=== SUPPLIED MATERIAL ===

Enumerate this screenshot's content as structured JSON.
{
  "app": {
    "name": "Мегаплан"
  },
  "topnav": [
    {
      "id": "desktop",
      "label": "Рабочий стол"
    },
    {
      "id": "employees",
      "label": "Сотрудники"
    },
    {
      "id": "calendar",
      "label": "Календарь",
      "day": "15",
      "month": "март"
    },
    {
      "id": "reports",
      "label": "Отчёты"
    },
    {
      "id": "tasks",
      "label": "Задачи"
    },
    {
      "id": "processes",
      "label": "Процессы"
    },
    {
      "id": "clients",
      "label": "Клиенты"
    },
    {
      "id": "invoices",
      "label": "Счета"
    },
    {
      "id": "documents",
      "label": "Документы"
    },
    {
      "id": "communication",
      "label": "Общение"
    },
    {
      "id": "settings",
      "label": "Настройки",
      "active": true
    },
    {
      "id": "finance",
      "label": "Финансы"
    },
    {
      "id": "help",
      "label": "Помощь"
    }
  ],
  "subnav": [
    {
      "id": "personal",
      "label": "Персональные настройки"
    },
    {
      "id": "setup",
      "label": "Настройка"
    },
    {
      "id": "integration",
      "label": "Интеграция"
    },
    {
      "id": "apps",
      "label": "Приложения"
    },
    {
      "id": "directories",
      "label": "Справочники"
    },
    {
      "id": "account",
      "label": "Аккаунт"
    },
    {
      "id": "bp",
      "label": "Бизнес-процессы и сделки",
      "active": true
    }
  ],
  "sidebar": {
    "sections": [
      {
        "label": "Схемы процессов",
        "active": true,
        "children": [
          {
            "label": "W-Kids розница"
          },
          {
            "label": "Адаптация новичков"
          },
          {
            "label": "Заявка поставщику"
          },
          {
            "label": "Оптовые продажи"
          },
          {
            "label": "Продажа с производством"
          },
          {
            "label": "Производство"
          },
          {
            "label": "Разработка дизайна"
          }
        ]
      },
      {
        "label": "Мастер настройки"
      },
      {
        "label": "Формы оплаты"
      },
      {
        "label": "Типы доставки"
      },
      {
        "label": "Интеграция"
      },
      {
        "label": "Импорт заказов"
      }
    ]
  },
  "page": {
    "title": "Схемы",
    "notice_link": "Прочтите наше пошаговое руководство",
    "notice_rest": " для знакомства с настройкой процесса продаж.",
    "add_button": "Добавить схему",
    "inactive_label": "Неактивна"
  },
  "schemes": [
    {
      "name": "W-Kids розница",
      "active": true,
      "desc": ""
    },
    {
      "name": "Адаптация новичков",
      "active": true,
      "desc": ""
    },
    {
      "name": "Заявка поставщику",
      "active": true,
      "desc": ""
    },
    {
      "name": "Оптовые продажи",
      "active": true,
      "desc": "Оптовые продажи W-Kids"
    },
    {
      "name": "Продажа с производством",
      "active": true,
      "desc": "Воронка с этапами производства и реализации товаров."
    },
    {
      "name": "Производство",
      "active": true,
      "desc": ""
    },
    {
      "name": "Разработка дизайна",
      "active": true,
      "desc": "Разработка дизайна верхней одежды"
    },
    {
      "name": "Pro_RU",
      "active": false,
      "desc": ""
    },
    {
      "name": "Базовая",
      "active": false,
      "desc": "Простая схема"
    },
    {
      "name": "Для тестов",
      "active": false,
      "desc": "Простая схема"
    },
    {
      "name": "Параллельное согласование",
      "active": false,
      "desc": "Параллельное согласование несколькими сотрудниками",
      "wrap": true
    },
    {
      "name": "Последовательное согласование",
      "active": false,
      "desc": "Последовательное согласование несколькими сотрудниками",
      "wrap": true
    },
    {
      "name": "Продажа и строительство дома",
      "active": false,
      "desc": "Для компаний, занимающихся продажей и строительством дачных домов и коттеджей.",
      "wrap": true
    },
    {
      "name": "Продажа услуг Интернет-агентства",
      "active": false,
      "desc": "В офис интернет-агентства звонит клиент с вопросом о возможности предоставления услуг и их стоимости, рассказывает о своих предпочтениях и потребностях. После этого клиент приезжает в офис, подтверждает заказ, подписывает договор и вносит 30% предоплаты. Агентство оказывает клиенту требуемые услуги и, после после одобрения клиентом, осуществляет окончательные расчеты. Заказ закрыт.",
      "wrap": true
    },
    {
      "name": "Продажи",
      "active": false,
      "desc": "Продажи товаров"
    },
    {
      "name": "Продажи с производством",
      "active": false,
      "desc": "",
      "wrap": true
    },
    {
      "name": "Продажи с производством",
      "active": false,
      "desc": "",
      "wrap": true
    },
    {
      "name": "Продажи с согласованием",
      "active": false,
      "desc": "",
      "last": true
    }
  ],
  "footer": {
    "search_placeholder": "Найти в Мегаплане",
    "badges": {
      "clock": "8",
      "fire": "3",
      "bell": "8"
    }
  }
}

===

• **EXERCISE DIRECTIONS**:
Pick out the lines that contain "Разработка" and copy them.

• **ANSWER TO THIS TASK**:
            "label": "Разработка дизайна"
      "name": "Разработка дизайна",
      "desc": "Разработка дизайна верхней одежды"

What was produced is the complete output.